What the task requires. Copy all of the records below verbatim.

Source data.
#####

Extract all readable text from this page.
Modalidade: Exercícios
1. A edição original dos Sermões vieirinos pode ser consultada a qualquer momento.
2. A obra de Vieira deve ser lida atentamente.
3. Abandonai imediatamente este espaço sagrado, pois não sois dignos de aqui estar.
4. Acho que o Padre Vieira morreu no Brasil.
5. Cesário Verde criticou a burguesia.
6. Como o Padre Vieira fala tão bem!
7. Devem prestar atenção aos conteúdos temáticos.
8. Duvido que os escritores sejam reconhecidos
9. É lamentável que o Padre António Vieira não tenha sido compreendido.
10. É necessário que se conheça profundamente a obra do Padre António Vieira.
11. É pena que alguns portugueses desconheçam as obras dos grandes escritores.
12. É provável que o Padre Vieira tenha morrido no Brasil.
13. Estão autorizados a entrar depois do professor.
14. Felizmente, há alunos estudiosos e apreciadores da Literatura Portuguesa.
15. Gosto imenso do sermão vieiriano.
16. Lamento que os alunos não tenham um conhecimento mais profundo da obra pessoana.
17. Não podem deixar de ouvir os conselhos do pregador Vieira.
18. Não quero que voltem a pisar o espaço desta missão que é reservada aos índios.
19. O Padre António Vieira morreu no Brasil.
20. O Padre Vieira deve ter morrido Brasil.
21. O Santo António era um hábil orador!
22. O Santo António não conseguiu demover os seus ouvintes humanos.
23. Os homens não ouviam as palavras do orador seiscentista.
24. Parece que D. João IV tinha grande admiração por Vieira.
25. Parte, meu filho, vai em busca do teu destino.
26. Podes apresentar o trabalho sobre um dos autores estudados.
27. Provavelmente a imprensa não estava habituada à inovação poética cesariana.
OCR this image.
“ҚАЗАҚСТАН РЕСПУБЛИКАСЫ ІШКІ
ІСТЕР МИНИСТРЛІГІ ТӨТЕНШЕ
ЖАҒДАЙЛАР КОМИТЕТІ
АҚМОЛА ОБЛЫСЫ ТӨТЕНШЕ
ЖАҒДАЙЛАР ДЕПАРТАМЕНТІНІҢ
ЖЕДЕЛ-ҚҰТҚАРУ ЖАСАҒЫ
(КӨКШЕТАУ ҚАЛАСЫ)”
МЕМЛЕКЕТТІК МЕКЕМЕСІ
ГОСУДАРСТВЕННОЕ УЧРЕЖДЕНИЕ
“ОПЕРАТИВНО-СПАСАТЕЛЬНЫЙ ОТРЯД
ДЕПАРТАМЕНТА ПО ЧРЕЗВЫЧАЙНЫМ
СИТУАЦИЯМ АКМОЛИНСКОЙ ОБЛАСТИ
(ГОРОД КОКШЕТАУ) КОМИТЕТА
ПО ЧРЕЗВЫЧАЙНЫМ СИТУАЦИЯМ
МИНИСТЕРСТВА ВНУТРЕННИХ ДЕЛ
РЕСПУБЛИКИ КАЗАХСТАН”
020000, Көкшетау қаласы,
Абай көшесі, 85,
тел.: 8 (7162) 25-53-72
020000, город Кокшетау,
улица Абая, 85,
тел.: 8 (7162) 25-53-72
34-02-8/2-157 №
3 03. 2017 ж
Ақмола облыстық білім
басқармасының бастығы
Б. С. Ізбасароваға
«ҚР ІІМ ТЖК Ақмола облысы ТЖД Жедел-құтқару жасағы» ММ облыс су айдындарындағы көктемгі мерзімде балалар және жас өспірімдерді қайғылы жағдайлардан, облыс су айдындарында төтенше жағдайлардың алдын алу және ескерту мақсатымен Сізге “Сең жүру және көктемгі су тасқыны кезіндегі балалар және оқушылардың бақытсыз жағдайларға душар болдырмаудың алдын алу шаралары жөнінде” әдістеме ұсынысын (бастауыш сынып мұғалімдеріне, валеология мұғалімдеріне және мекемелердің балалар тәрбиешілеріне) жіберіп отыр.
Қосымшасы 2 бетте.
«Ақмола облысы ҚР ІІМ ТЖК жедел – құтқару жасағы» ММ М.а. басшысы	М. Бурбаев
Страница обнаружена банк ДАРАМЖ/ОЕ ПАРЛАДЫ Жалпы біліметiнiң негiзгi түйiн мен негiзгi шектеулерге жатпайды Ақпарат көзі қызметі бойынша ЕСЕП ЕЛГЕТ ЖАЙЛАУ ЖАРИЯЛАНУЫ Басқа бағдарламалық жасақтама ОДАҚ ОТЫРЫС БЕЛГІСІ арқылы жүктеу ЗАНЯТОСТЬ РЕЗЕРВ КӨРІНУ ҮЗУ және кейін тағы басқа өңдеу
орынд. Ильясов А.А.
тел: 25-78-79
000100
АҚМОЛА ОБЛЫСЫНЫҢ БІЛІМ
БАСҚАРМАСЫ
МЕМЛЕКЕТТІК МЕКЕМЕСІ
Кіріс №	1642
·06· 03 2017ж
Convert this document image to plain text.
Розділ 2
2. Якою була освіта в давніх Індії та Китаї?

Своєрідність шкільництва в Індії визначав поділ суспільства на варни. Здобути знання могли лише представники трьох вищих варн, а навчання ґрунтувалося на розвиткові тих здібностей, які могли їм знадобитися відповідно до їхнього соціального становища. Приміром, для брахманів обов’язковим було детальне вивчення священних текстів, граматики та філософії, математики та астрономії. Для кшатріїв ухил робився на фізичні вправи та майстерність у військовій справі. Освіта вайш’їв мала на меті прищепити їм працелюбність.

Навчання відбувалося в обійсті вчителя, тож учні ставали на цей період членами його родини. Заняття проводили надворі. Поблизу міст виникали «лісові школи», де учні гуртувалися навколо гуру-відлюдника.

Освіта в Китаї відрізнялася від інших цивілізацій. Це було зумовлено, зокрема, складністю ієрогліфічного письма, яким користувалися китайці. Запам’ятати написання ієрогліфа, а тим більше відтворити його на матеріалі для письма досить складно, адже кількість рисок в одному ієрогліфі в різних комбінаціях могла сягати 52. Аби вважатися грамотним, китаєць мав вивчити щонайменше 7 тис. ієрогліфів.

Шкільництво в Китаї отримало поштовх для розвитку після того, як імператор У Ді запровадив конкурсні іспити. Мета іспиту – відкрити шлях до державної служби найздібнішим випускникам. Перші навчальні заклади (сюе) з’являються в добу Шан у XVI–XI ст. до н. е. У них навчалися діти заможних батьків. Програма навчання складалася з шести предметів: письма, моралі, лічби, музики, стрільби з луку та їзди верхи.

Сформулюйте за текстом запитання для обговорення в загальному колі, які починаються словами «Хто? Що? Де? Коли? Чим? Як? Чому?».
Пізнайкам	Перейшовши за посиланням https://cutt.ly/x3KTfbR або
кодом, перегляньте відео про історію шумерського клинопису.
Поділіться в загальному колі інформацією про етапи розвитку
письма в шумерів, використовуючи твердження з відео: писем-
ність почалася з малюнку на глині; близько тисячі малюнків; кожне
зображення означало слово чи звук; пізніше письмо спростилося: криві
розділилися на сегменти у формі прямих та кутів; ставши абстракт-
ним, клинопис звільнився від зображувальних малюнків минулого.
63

#####

Output.
Extract all readable text from this page.
Modalidade: Exercícios
1. A edição original dos Sermões vieirinos pode ser consultada a qualquer momento.
2. A obra de Vieira deve ser lida atentamente.
3. Abandonai imediatamente este espaço sagrado, pois não sois dignos de aqui estar.
4. Acho que o Padre Vieira morreu no Brasil.
5. Cesário Verde criticou a burguesia.
6. Como o Padre Vieira fala tão bem!
7. Devem prestar atenção aos conteúdos temáticos.
8. Duvido que os escritores sejam reconhecidos
9. É lamentável que o Padre António Vieira não tenha sido compreendido.
10. É necessário que se conheça profundamente a obra do Padre António Vieira.
11. É pena que alguns portugueses desconheçam as obras dos grandes escritores.
12. É provável que o Padre Vieira tenha morrido no Brasil.
13. Estão autorizados a entrar depois do professor.
14. Felizmente, há alunos estudiosos e apreciadores da Literatura Portuguesa.
15. Gosto imenso do sermão vieiriano.
16. Lamento que os alunos não tenham um conhecimento mais profundo da obra pessoana.
17. Não podem deixar de ouvir os conselhos do pregador Vieira.
18. Não quero que voltem a pisar o espaço desta missão que é reservada aos índios.
19. O Padre António Vieira morreu no Brasil.
20. O Padre Vieira deve ter morrido Brasil.
21. O Santo António era um hábil orador!
22. O Santo António não conseguiu demover os seus ouvintes humanos.
23. Os homens não ouviam as palavras do orador seiscentista.
24. Parece que D. João IV tinha grande admiração por Vieira.
25. Parte, meu filho, vai em busca do teu destino.
26. Podes apresentar o trabalho sobre um dos autores estudados.
27. Provavelmente a imprensa não estava habituada à inovação poética cesariana.
OCR this image.
“ҚАЗАҚСТАН РЕСПУБЛИКАСЫ ІШКІ
ІСТЕР МИНИСТРЛІГІ ТӨТЕНШЕ
ЖАҒДАЙЛАР КОМИТЕТІ
АҚМОЛА ОБЛЫСЫ ТӨТЕНШЕ
ЖАҒДАЙЛАР ДЕПАРТАМЕНТІНІҢ
ЖЕДЕЛ-ҚҰТҚАРУ ЖАСАҒЫ
(КӨКШЕТАУ ҚАЛАСЫ)”
МЕМЛЕКЕТТІК МЕКЕМЕСІ
ГОСУДАРСТВЕННОЕ УЧРЕЖДЕНИЕ
“ОПЕРАТИВНО-СПАСАТЕЛЬНЫЙ ОТРЯД
ДЕПАРТАМЕНТА ПО ЧРЕЗВЫЧАЙНЫМ
СИТУАЦИЯМ АКМОЛИНСКОЙ ОБЛАСТИ
(ГОРОД КОКШЕТАУ) КОМИТЕТА
ПО ЧРЕЗВЫЧАЙНЫМ СИТУАЦИЯМ
МИНИСТЕРСТВА ВНУТРЕННИХ ДЕЛ
РЕСПУБЛИКИ КАЗАХСТАН”
020000, Көкшетау қаласы,
Абай көшесі, 85,
тел.: 8 (7162) 25-53-72
020000, город Кокшетау,
улица Абая, 85,
тел.: 8 (7162) 25-53-72
34-02-8/2-157 №
3 03. 2017 ж
Ақмола облыстық білім
басқармасының бастығы
Б. С. Ізбасароваға
«ҚР ІІМ ТЖК Ақмола облысы ТЖД Жедел-құтқару жасағы» ММ облыс су айдындарындағы көктемгі мерзімде балалар және жас өспірімдерді қайғылы жағдайлардан, облыс су айдындарында төтенше жағдайлардың алдын алу және ескерту мақсатымен Сізге “Сең жүру және көктемгі су тасқыны кезіндегі балалар және оқушылардың бақытсыз жағдайларға душар болдырмаудың алдын алу шаралары жөнінде” әдістеме ұсынысын (бастауыш сынып мұғалімдеріне, валеология мұғалімдеріне және мекемелердің балалар тәрбиешілеріне) жіберіп отыр.
Қосымшасы 2 бетте.
«Ақмола облысы ҚР ІІМ ТЖК жедел – құтқару жасағы» ММ М.а. басшысы	М. Бурбаев
Страница обнаружена банк ДАРАМЖ/ОЕ ПАРЛАДЫ Жалпы біліметiнiң негiзгi түйiн мен негiзгi шектеулерге жатпайды Ақпарат көзі қызметі бойынша ЕСЕП ЕЛГЕТ ЖАЙЛАУ ЖАРИЯЛАНУЫ Басқа бағдарламалық жасақтама ОДАҚ ОТЫРЫС БЕЛГІСІ арқылы жүктеу ЗАНЯТОСТЬ РЕЗЕРВ КӨРІНУ ҮЗУ және кейін тағы басқа өңдеу
орынд. Ильясов А.А.
тел: 25-78-79
000100
АҚМОЛА ОБЛЫСЫНЫҢ БІЛІМ
БАСҚАРМАСЫ
МЕМЛЕКЕТТІК МЕКЕМЕСІ
Кіріс №	1642
·06· 03 2017ж
Convert this document image to plain text.
Розділ 2
2. Якою була освіта в давніх Індії та Китаї?

Своєрідність шкільництва в Індії визначав поділ суспільства на варни. Здобути знання могли лише представники трьох вищих варн, а навчання ґрунтувалося на розвиткові тих здібностей, які могли їм знадобитися відповідно до їхнього соціального становища. Приміром, для брахманів обов’язковим було детальне вивчення священних текстів, граматики та філософії, математики та астрономії. Для кшатріїв ухил робився на фізичні вправи та майстерність у військовій справі. Освіта вайш’їв мала на меті прищепити їм працелюбність.

Навчання відбувалося в обійсті вчителя, тож учні ставали на цей період членами його родини. Заняття проводили надворі. Поблизу міст виникали «лісові школи», де учні гуртувалися навколо гуру-відлюдника.

Освіта в Китаї відрізнялася від інших цивілізацій. Це було зумовлено, зокрема, складністю ієрогліфічного письма, яким користувалися китайці. Запам’ятати написання ієрогліфа, а тим більше відтворити його на матеріалі для письма досить складно, адже кількість рисок в одному ієрогліфі в різних комбінаціях могла сягати 52. Аби вважатися грамотним, китаєць мав вивчити щонайменше 7 тис. ієрогліфів.

Шкільництво в Китаї отримало поштовх для розвитку після того, як імператор У Ді запровадив конкурсні іспити. Мета іспиту – відкрити шлях до державної служби найздібнішим випускникам. Перші навчальні заклади (сюе) з’являються в добу Шан у XVI–XI ст. до н. е. У них навчалися діти заможних батьків. Програма навчання складалася з шести предметів: письма, моралі, лічби, музики, стрільби з луку та їзди верхи.

Сформулюйте за текстом запитання для обговорення в загальному колі, які починаються словами «Хто? Що? Де? Коли? Чим? Як? Чому?».
Пізнайкам	Перейшовши за посиланням https://cutt.ly/x3KTfbR або
кодом, перегляньте відео про історію шумерського клинопису.
Поділіться в загальному колі інформацією про етапи розвитку
письма в шумерів, використовуючи твердження з відео: писем-
ність почалася з малюнку на глині; близько тисячі малюнків; кожне
зображення означало слово чи звук; пізніше письмо спростилося: криві
розділилися на сегменти у формі прямих та кутів; ставши абстракт-
ним, клинопис звільнився від зображувальних малюнків минулого.
63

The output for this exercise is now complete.